# TASK TO COMPLETE
Give back the line where "Read this page and output its text content." appears and all the lines after it until the listing ends, unchanged and with nothing else.

# DATASET
%%
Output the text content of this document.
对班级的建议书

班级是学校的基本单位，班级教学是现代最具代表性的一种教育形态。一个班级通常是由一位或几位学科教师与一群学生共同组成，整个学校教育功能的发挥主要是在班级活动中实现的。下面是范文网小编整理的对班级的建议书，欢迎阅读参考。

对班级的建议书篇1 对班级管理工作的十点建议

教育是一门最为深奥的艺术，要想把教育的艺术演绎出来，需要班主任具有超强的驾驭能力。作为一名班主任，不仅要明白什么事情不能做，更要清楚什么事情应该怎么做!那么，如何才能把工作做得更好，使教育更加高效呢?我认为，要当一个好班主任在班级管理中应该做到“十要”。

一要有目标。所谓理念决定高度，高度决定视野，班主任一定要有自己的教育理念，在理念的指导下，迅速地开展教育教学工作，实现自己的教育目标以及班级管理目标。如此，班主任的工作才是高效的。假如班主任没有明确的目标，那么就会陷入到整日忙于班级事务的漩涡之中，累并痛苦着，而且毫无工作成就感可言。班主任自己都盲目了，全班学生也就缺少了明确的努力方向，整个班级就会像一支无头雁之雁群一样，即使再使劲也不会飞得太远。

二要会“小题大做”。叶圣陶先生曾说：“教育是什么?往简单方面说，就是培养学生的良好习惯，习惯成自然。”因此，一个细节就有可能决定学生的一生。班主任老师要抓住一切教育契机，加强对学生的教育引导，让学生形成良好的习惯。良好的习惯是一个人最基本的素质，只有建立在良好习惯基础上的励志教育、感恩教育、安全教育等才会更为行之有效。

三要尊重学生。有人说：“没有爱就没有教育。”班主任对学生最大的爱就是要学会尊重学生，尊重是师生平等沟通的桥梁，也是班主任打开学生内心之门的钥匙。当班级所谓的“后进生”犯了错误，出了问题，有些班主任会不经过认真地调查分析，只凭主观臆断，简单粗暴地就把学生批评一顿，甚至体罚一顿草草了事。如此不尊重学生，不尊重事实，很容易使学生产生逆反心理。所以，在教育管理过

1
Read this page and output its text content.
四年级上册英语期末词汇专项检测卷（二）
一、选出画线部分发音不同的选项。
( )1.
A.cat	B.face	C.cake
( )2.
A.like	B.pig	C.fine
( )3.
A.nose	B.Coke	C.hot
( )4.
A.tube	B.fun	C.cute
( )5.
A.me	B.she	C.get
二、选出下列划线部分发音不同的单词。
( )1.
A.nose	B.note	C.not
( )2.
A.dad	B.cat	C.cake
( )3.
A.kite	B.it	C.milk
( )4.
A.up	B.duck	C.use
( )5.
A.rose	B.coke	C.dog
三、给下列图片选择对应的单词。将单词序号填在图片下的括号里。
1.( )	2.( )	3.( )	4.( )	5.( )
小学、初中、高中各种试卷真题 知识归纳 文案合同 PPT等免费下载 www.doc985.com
%%
# EXERCISE ANSWER
Read this page and output its text content.
四年级上册英语期末词汇专项检测卷（二）
一、选出画线部分发音不同的选项。
( )1.
A.cat	B.face	C.cake
( )2.
A.like	B.pig	C.fine
( )3.
A.nose	B.Coke	C.hot
( )4.
A.tube	B.fun	C.cute
( )5.
A.me	B.she	C.get
二、选出下列划线部分发音不同的单词。
( )1.
A.nose	B.note	C.not
( )2.
A.dad	B.cat	C.cake
( )3.
A.kite	B.it	C.milk
( )4.
A.up	B.duck	C.use
( )5.
A.rose	B.coke	C.dog
三、给下列图片选择对应的单词。将单词序号填在图片下的括号里。
1.( )	2.( )	3.( )	4.( )	5.( )
小学、初中、高中各种试卷真题 知识归纳 文案合同 PPT等免费下载 www.doc985.com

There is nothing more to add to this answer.